- WORK TO COMPLETE
Extract the listing below in full, unchanged.

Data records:
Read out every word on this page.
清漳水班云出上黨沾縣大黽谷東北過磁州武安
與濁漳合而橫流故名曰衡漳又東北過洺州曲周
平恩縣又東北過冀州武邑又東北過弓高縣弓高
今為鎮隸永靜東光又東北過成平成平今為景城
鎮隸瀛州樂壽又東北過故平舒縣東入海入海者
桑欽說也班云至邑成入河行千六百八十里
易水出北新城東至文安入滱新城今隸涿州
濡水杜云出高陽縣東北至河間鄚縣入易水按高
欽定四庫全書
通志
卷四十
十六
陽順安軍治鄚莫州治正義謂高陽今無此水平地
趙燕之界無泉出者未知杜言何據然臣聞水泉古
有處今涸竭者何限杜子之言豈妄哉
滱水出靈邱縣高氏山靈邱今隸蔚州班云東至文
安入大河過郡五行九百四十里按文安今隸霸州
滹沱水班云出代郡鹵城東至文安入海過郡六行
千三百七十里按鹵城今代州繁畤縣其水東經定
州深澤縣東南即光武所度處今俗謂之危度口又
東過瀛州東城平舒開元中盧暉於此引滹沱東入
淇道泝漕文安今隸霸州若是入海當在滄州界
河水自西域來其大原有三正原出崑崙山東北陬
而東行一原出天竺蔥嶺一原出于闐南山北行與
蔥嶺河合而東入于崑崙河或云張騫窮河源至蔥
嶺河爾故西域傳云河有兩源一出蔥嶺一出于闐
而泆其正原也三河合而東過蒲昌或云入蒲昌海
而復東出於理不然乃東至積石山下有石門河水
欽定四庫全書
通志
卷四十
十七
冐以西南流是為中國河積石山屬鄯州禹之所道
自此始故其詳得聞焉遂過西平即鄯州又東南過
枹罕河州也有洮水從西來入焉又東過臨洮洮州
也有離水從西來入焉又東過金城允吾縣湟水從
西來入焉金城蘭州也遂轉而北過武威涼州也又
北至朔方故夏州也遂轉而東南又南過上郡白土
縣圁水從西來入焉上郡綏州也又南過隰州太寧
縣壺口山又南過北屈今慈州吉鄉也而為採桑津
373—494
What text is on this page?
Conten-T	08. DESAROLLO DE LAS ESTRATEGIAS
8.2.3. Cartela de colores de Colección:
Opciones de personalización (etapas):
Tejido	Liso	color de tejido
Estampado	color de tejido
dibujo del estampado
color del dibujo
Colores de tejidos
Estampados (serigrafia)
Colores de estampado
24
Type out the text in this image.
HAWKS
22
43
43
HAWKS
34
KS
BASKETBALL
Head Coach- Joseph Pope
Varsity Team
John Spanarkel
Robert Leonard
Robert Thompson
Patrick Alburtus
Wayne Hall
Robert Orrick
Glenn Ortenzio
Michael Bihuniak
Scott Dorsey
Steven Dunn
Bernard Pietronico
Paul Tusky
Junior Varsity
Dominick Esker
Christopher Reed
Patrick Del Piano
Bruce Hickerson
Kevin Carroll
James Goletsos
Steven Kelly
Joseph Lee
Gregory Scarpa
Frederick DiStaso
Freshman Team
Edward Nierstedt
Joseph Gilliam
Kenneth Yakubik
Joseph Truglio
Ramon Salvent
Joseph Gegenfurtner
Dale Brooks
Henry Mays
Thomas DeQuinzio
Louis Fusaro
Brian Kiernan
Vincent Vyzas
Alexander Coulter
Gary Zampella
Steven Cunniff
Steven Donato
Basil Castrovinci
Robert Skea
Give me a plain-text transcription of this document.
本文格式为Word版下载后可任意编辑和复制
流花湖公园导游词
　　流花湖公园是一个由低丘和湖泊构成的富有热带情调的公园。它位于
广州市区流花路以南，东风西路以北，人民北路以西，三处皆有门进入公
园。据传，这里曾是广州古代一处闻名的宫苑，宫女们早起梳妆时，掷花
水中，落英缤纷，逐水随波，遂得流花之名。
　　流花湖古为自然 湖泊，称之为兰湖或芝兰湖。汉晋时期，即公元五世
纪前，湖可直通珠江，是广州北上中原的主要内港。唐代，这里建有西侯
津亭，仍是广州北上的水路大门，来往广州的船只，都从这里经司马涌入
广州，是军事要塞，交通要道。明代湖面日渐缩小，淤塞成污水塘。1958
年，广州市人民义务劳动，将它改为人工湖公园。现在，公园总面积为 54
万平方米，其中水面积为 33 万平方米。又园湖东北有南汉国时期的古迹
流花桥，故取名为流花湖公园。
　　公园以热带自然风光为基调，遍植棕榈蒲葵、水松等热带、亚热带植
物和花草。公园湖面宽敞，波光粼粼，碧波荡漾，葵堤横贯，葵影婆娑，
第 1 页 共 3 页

- CORRECT ANSWER
Read out every word on this page.
清漳水班云出上黨沾縣大黽谷東北過磁州武安
與濁漳合而橫流故名曰衡漳又東北過洺州曲周
平恩縣又東北過冀州武邑又東北過弓高縣弓高
今為鎮隸永靜東光又東北過成平成平今為景城
鎮隸瀛州樂壽又東北過故平舒縣東入海入海者
桑欽說也班云至邑成入河行千六百八十里
易水出北新城東至文安入滱新城今隸涿州
濡水杜云出高陽縣東北至河間鄚縣入易水按高
欽定四庫全書
通志
卷四十
十六
陽順安軍治鄚莫州治正義謂高陽今無此水平地
趙燕之界無泉出者未知杜言何據然臣聞水泉古
有處今涸竭者何限杜子之言豈妄哉
滱水出靈邱縣高氏山靈邱今隸蔚州班云東至文
安入大河過郡五行九百四十里按文安今隸霸州
滹沱水班云出代郡鹵城東至文安入海過郡六行
千三百七十里按鹵城今代州繁畤縣其水東經定
州深澤縣東南即光武所度處今俗謂之危度口又
東過瀛州東城平舒開元中盧暉於此引滹沱東入
淇道泝漕文安今隸霸州若是入海當在滄州界
河水自西域來其大原有三正原出崑崙山東北陬
而東行一原出天竺蔥嶺一原出于闐南山北行與
蔥嶺河合而東入于崑崙河或云張騫窮河源至蔥
嶺河爾故西域傳云河有兩源一出蔥嶺一出于闐
而泆其正原也三河合而東過蒲昌或云入蒲昌海
而復東出於理不然乃東至積石山下有石門河水
欽定四庫全書
通志
卷四十
十七
冐以西南流是為中國河積石山屬鄯州禹之所道
自此始故其詳得聞焉遂過西平即鄯州又東南過
枹罕河州也有洮水從西來入焉又東過臨洮洮州
也有離水從西來入焉又東過金城允吾縣湟水從
西來入焉金城蘭州也遂轉而北過武威涼州也又
北至朔方故夏州也遂轉而東南又南過上郡白土
縣圁水從西來入焉上郡綏州也又南過隰州太寧
縣壺口山又南過北屈今慈州吉鄉也而為採桑津
373—494
What text is on this page?
Conten-T	08. DESAROLLO DE LAS ESTRATEGIAS
8.2.3. Cartela de colores de Colección:
Opciones de personalización (etapas):
Tejido	Liso	color de tejido
Estampado	color de tejido
dibujo del estampado
color del dibujo
Colores de tejidos
Estampados (serigrafia)
Colores de estampado
24
Type out the text in this image.
HAWKS
22
43
43
HAWKS
34
KS
BASKETBALL
Head Coach- Joseph Pope
Varsity Team
John Spanarkel
Robert Leonard
Robert Thompson
Patrick Alburtus
Wayne Hall
Robert Orrick
Glenn Ortenzio
Michael Bihuniak
Scott Dorsey
Steven Dunn
Bernard Pietronico
Paul Tusky
Junior Varsity
Dominick Esker
Christopher Reed
Patrick Del Piano
Bruce Hickerson
Kevin Carroll
James Goletsos
Steven Kelly
Joseph Lee
Gregory Scarpa
Frederick DiStaso
Freshman Team
Edward Nierstedt
Joseph Gilliam
Kenneth Yakubik
Joseph Truglio
Ramon Salvent
Joseph Gegenfurtner
Dale Brooks
Henry Mays
Thomas DeQuinzio
Louis Fusaro
Brian Kiernan
Vincent Vyzas
Alexander Coulter
Gary Zampella
Steven Cunniff
Steven Donato
Basil Castrovinci
Robert Skea
Give me a plain-text transcription of this document.
本文格式为Word版下载后可任意编辑和复制
流花湖公园导游词
　　流花湖公园是一个由低丘和湖泊构成的富有热带情调的公园。它位于
广州市区流花路以南，东风西路以北，人民北路以西，三处皆有门进入公
园。据传，这里曾是广州古代一处闻名的宫苑，宫女们早起梳妆时，掷花
水中，落英缤纷，逐水随波，遂得流花之名。
　　流花湖古为自然 湖泊，称之为兰湖或芝兰湖。汉晋时期，即公元五世
纪前，湖可直通珠江，是广州北上中原的主要内港。唐代，这里建有西侯
津亭，仍是广州北上的水路大门，来往广州的船只，都从这里经司马涌入
广州，是军事要塞，交通要道。明代湖面日渐缩小，淤塞成污水塘。1958
年，广州市人民义务劳动，将它改为人工湖公园。现在，公园总面积为 54
万平方米，其中水面积为 33 万平方米。又园湖东北有南汉国时期的古迹
流花桥，故取名为流花湖公园。
　　公园以热带自然风光为基调，遍植棕榈蒲葵、水松等热带、亚热带植
物和花草。公园湖面宽敞，波光粼粼，碧波荡漾，葵堤横贯，葵影婆娑，
第 1 页 共 3 页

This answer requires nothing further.